--- Objective ---
The exercise asks you to copy every line below in which "Select" appears.

--- START ---

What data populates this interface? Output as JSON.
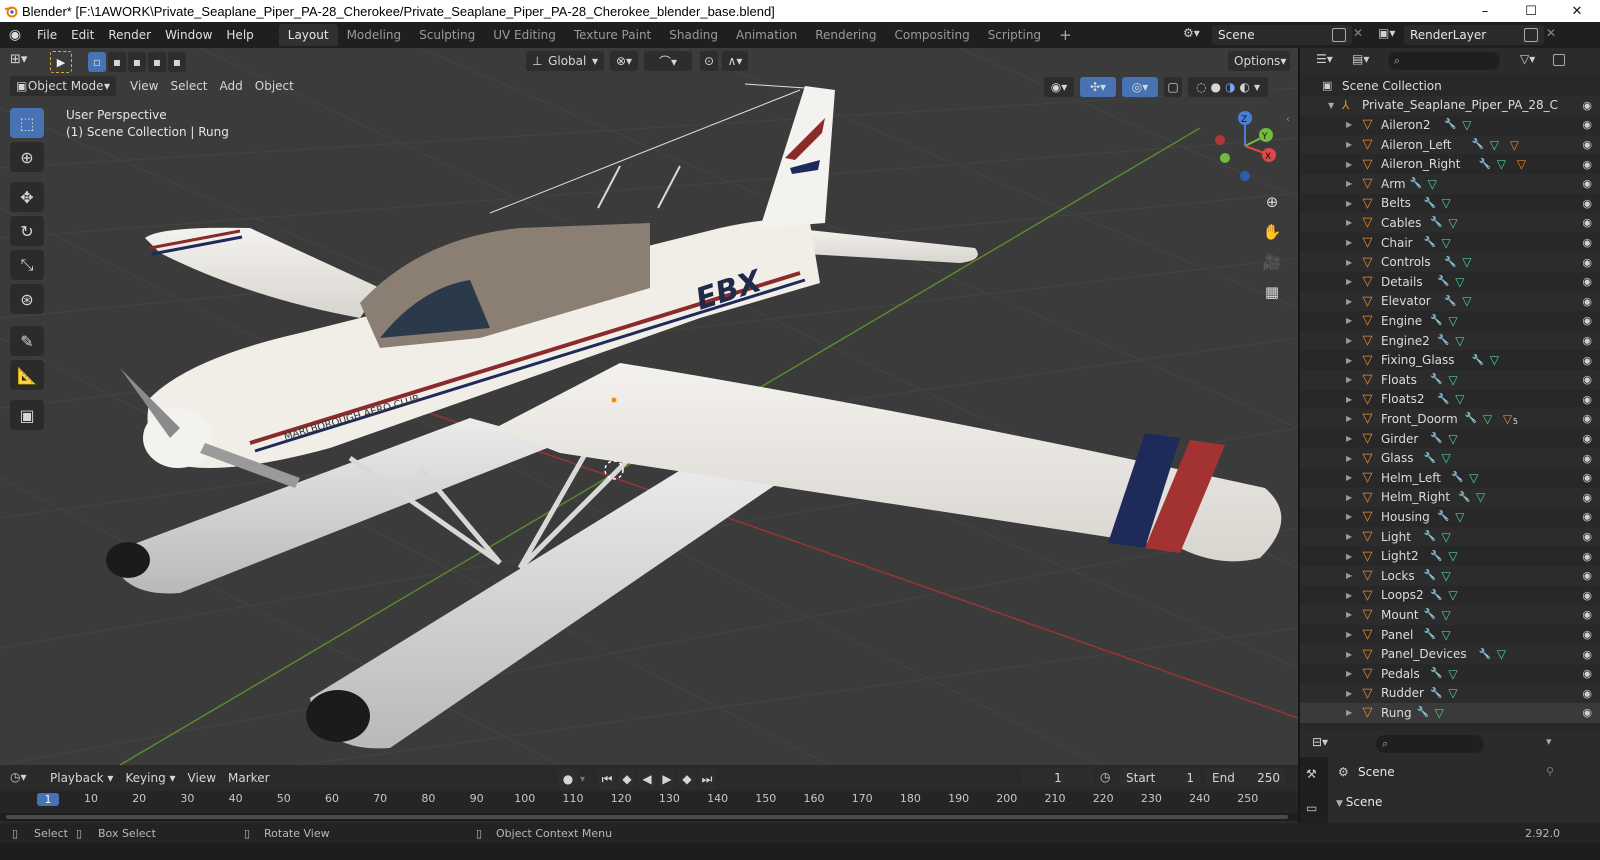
{
  "window": {
    "title": "Blender* [F:\\1AWORK\\Private_Seaplane_Piper_PA-28_Cherokee/Private_Seaplane_Piper_PA-28_Cherokee_blender_base.blend]",
    "minimize": "–",
    "maximize": "☐",
    "close": "✕"
  },
  "menu": [
    "File",
    "Edit",
    "Render",
    "Window",
    "Help"
  ],
  "workspaces": [
    {
      "label": "Layout",
      "active": true
    },
    {
      "label": "Modeling"
    },
    {
      "label": "Sculpting"
    },
    {
      "label": "UV Editing"
    },
    {
      "label": "Texture Paint"
    },
    {
      "label": "Shading"
    },
    {
      "label": "Animation"
    },
    {
      "label": "Rendering"
    },
    {
      "label": "Compositing"
    },
    {
      "label": "Scripting"
    }
  ],
  "add_workspace": "+",
  "scene_name": "Scene",
  "render_layer": "RenderLayer",
  "tool_settings": {
    "orientation": "Global",
    "options": "Options"
  },
  "viewport": {
    "mode": "Object Mode",
    "menus": [
      "View",
      "Select",
      "Add",
      "Object"
    ],
    "perspective": "User Perspective",
    "collection_info": "(1) Scene Collection | Rung",
    "gizmo": {
      "x": "X",
      "y": "Y",
      "z": "Z"
    }
  },
  "outliner": {
    "search_placeholder": "",
    "scene_collection": "Scene Collection",
    "root": "Private_Seaplane_Piper_PA_28_C",
    "items": [
      "Aileron2",
      "Aileron_Left",
      "Aileron_Right",
      "Arm",
      "Belts",
      "Cables",
      "Chair",
      "Controls",
      "Details",
      "Elevator",
      "Engine",
      "Engine2",
      "Fixing_Glass",
      "Floats",
      "Floats2",
      "Front_Doorm",
      "Girder",
      "Glass",
      "Helm_Left",
      "Helm_Right",
      "Housing",
      "Light",
      "Light2",
      "Locks",
      "Loops2",
      "Mount",
      "Panel",
      "Panel_Devices",
      "Pedals",
      "Rudder",
      "Rung"
    ],
    "front_doorm_badge": "5"
  },
  "properties": {
    "tab_scene": "Scene",
    "panel_scene": "Scene"
  },
  "timeline": {
    "menus": [
      "Playback",
      "Keying",
      "View",
      "Marker"
    ],
    "current_frame": "1",
    "start_label": "Start",
    "start": "1",
    "end_label": "End",
    "end": "250",
    "ticks": [
      "1",
      "10",
      "20",
      "30",
      "40",
      "50",
      "60",
      "70",
      "80",
      "90",
      "100",
      "110",
      "120",
      "130",
      "140",
      "150",
      "160",
      "170",
      "180",
      "190",
      "200",
      "210",
      "220",
      "230",
      "240",
      "250"
    ]
  },
  "statusbar": {
    "select": "Select",
    "box_select": "Box Select",
    "rotate_view": "Rotate View",
    "context_menu": "Object Context Menu",
    "version": "2.92.0"
  },
  "aircraft_text": {
    "registration": "EBX",
    "club": "MARLBOROUGH AERO CLUB"
  },
  "colors": {
    "accent_blue": "#4772b3",
    "object_orange": "#ed8a2c",
    "modifier_blue": "#6fa8dc",
    "mesh_green": "#4bd0a0",
    "grid_green": "#5a8a2a",
    "grid_red": "#9a3434"
  }
}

--- END ---

--- Exercise output ---
      "Select",
    "select": "Select",
    "box_select": "Box Select",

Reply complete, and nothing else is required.